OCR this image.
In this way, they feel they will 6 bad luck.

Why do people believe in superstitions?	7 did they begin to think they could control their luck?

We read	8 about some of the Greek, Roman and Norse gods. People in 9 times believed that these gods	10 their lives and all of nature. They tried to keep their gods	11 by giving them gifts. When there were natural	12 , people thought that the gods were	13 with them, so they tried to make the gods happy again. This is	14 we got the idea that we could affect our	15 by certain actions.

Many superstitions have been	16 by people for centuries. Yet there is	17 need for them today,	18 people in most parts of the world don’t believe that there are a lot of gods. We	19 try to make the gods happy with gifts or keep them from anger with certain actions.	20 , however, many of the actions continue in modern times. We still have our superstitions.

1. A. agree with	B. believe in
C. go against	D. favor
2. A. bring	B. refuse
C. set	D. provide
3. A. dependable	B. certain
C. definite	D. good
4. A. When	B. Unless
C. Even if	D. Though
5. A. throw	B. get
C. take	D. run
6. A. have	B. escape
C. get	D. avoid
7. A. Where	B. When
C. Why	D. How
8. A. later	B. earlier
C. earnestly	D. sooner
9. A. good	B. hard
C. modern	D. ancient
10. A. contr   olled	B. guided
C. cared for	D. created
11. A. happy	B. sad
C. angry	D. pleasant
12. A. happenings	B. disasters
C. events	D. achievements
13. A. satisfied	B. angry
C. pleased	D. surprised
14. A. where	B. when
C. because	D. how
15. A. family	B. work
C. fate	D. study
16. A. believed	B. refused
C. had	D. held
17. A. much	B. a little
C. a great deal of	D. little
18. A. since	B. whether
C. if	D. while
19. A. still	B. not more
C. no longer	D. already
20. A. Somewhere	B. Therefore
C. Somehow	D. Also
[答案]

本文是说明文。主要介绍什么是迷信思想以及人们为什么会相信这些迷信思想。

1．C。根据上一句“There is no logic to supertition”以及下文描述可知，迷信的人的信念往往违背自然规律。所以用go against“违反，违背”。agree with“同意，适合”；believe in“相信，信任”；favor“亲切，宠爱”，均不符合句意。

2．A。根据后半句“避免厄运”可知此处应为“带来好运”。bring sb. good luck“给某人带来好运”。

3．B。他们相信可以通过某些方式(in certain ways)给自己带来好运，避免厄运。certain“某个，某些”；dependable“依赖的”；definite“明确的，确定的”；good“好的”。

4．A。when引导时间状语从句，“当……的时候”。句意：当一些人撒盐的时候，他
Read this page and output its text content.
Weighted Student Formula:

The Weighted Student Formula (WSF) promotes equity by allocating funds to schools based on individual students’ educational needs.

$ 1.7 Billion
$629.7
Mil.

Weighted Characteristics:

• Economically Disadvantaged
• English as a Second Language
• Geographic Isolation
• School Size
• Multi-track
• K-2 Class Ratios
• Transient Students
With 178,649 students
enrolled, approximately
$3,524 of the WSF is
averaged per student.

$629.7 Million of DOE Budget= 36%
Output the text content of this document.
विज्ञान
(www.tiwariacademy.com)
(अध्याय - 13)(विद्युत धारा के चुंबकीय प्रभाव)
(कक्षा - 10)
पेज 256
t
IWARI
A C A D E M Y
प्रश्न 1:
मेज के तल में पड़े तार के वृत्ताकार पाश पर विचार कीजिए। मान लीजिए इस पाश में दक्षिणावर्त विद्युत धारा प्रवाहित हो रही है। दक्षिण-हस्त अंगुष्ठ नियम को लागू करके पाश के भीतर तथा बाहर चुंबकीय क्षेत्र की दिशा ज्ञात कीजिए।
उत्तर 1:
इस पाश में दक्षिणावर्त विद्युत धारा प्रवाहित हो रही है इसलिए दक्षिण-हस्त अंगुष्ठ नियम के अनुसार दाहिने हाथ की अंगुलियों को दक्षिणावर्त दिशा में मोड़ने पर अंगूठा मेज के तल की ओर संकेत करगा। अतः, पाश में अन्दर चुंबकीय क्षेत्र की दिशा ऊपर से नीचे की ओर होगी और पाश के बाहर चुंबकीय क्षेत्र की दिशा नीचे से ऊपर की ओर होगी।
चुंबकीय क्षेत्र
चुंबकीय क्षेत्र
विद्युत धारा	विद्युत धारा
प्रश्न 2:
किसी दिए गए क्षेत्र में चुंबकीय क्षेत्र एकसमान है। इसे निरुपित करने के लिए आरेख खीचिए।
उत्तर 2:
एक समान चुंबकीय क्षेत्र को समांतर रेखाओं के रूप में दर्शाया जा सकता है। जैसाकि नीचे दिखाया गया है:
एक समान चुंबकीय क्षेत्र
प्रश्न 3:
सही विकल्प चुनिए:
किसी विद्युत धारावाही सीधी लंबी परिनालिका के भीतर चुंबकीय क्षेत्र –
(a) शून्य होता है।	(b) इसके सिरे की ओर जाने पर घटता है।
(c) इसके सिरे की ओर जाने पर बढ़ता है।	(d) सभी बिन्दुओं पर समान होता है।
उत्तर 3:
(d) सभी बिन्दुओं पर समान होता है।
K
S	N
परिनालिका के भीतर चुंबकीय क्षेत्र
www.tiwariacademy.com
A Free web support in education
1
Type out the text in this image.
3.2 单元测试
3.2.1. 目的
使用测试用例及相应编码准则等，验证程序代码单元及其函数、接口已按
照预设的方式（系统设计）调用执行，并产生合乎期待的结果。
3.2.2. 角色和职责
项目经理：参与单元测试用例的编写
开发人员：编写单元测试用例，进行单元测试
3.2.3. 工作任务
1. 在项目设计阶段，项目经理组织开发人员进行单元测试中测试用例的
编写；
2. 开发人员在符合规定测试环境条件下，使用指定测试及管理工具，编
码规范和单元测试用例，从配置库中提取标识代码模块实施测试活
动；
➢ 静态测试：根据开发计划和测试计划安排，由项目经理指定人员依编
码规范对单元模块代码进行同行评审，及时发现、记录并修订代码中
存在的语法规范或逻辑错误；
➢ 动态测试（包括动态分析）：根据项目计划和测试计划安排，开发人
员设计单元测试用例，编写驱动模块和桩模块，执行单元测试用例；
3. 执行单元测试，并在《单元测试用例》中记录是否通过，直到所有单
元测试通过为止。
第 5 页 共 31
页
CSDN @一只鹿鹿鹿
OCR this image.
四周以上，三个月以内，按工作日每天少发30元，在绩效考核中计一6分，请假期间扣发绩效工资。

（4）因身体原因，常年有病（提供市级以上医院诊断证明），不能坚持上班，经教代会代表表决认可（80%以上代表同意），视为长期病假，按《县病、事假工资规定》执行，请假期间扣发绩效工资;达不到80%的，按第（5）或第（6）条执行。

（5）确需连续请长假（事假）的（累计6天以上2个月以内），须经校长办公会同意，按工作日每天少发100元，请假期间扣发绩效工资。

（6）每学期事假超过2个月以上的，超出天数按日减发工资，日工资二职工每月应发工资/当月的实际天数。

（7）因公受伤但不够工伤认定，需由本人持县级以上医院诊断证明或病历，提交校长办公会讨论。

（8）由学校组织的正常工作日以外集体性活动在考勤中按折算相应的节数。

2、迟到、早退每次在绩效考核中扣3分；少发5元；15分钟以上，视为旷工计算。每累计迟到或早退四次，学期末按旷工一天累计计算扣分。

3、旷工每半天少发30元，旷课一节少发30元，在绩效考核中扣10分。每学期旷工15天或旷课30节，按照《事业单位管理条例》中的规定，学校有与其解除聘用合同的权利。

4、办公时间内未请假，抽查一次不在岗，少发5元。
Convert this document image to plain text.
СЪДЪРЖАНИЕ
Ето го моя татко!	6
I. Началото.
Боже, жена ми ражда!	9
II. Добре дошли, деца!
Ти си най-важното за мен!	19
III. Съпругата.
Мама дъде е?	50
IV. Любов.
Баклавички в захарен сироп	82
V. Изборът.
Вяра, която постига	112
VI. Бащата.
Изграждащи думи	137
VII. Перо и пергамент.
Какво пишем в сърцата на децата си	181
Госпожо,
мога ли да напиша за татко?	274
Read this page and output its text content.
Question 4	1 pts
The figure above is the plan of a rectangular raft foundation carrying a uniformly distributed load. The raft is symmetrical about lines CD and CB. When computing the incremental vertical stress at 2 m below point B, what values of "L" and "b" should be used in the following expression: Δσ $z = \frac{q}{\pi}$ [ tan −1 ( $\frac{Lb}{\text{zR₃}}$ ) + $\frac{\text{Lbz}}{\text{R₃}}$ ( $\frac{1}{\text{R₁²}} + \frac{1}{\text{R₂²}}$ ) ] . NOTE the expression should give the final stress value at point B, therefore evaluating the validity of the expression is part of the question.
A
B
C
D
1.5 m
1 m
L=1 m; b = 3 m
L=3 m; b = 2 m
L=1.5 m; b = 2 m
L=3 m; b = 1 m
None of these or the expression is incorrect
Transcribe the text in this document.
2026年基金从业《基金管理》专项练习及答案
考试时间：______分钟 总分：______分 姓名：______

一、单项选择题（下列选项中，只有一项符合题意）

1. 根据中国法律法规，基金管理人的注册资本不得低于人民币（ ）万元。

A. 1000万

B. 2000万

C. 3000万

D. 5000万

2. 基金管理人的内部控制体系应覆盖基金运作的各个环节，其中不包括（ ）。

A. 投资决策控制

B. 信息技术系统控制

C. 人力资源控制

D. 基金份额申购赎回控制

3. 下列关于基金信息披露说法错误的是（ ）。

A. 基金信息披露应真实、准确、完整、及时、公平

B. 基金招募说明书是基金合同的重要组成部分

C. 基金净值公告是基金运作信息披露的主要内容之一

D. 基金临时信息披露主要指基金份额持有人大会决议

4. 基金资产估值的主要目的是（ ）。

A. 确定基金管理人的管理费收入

PROBLEM DETAILS. Lines that include the word "against" are to be extracted from the data above.

FINAL RESULT.
C. go against	D. favor
1．C。根据上一句“There is no logic to supertition”以及下文描述可知，迷信的人的信念往往违背自然规律。所以用go against“违反，违背”。agree with“同意，适合”；believe in“相信，信任”；favor“亲切，宠爱”，均不符合句意。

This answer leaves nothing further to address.